Problem details:
Set down each line of the data below exactly as it stands, dropping the pictures.

Stored items from a collection

-- -- --

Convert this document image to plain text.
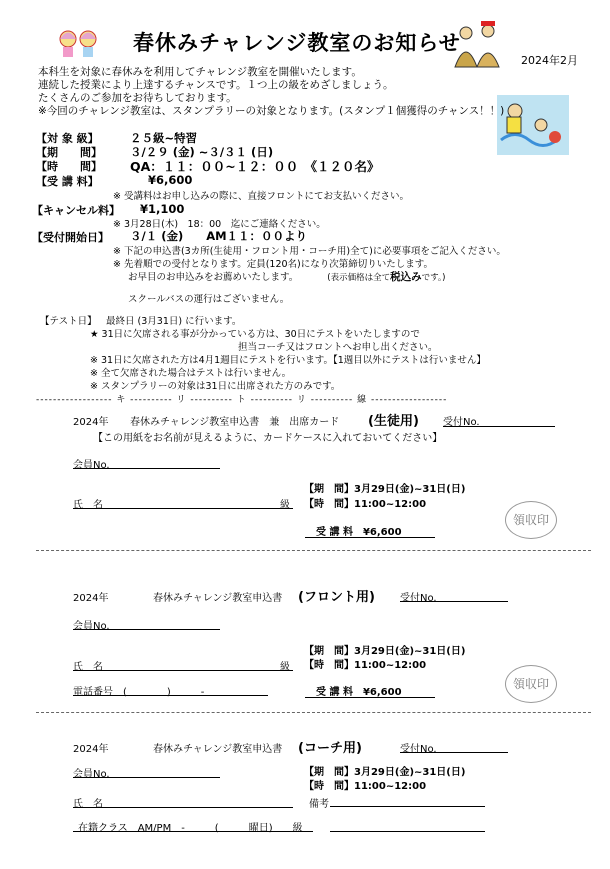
春休みチャレンジ教室のお知らせ
2024年2月
本科生を対象に春休みを利用してチャレンジ教室を開催いたします。
連続した授業により上達するチャンスです。１つ上の級をめざしましょう。
たくさんのご参加をお待ちしております。
※今回のチャレンジ教室は、スタンプラリーの対象となります。(スタンプ１個獲得のチャンス！！)
【対 象 級】	２５級~特習
【期　　間】 ３/２９ (金) ~３/３１ (日)
【時　　間】 QA：１１：００~１２：００　《１２０名》
【受 講 料】	¥6,600
※ 受講料はお申し込みの際に、直接フロントにてお支払いください。
【キャンセル料】 ¥1,100
※ 3月28日(木)　18：00　迄にご連絡ください。
【受付開始日】 ３/１ (金)　　AM１１：００より
※ 下記の申込書(3カ所(生徒用・フロント用・コーチ用)全て)に必要事項をご記入ください。
※ 先着順での受付となります。定員(120名)になり次第締切りいたします。
お早目のお申込みをお薦めいたします。	(表示価格は全て税込みです。)
スクールバスの運行はございません。
【テスト日】 最終日 (3月31日) に行います。
★ 31日に欠席される事が分かっている方は、30日にテストをいたしますので
担当コーチ又はフロントへお申し出ください。
※ 31日に欠席された方は4月1週目にテストを行います。【1週目以外にテストは行いません】
※ 全て欠席された場合はテストは行いません。
※ スタンプラリーの対象は31日に出席された方のみです。
------------------ キ ---------- リ ---------- ト ---------- リ ---------- 線 ------------------
2024年 春休みチャレンジ教室申込書　兼　出席カード (生徒用) 受付No.
【この用紙をお名前が見えるように、カードケースに入れておいてください】
会員No.
氏　名	級
【期　間】3月29日(金)~31日(日)
【時　間】11:00~12:00
受 講 料　¥6,600
領収印
2024年	春休みチャレンジ教室申込書 (フロント用)	受付No.
会員No.
氏　名	級
電話番号　(　　　　)　　　-
【期　間】3月29日(金)~31日(日)
【時　間】11:00~12:00
受 講 料　¥6,600
領収印
2024年	春休みチャレンジ教室申込書 (コーチ用)	受付No.
会員No.
氏　名
【期　間】3月29日(金)~31日(日)
【時　間】11:00~12:00
備考
在籍クラス　AM/PM　-　　　(　　　曜日)　　級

-- -- --

Response below:
Convert this document image to plain text.
春休みチャレンジ教室のお知らせ
2024年2月
本科生を対象に春休みを利用してチャレンジ教室を開催いたします。
連続した授業により上達するチャンスです。１つ上の級をめざしましょう。
たくさんのご参加をお待ちしております。
※今回のチャレンジ教室は、スタンプラリーの対象となります。(スタンプ１個獲得のチャンス！！)
【対 象 級】	２５級~特習
【期　　間】 ３/２９ (金) ~３/３１ (日)
【時　　間】 QA：１１：００~１２：００　《１２０名》
【受 講 料】	¥6,600
※ 受講料はお申し込みの際に、直接フロントにてお支払いください。
【キャンセル料】 ¥1,100
※ 3月28日(木)　18：00　迄にご連絡ください。
【受付開始日】 ３/１ (金)　　AM１１：００より
※ 下記の申込書(3カ所(生徒用・フロント用・コーチ用)全て)に必要事項をご記入ください。
※ 先着順での受付となります。定員(120名)になり次第締切りいたします。
お早目のお申込みをお薦めいたします。	(表示価格は全て税込みです。)
スクールバスの運行はございません。
【テスト日】 最終日 (3月31日) に行います。
★ 31日に欠席される事が分かっている方は、30日にテストをいたしますので
担当コーチ又はフロントへお申し出ください。
※ 31日に欠席された方は4月1週目にテストを行います。【1週目以外にテストは行いません】
※ 全て欠席された場合はテストは行いません。
※ スタンプラリーの対象は31日に出席された方のみです。
------------------ キ ---------- リ ---------- ト ---------- リ ---------- 線 ------------------
2024年 春休みチャレンジ教室申込書　兼　出席カード (生徒用) 受付No.
【この用紙をお名前が見えるように、カードケースに入れておいてください】
会員No.
氏　名	級
【期　間】3月29日(金)~31日(日)
【時　間】11:00~12:00
受 講 料　¥6,600
領収印
2024年	春休みチャレンジ教室申込書 (フロント用)	受付No.
会員No.
氏　名	級
電話番号　(　　　　)　　　-
【期　間】3月29日(金)~31日(日)
【時　間】11:00~12:00
受 講 料　¥6,600
領収印
2024年	春休みチャレンジ教室申込書 (コーチ用)	受付No.
会員No.
氏　名
【期　間】3月29日(金)~31日(日)
【時　間】11:00~12:00
備考
在籍クラス　AM/PM　-　　　(　　　曜日)　　級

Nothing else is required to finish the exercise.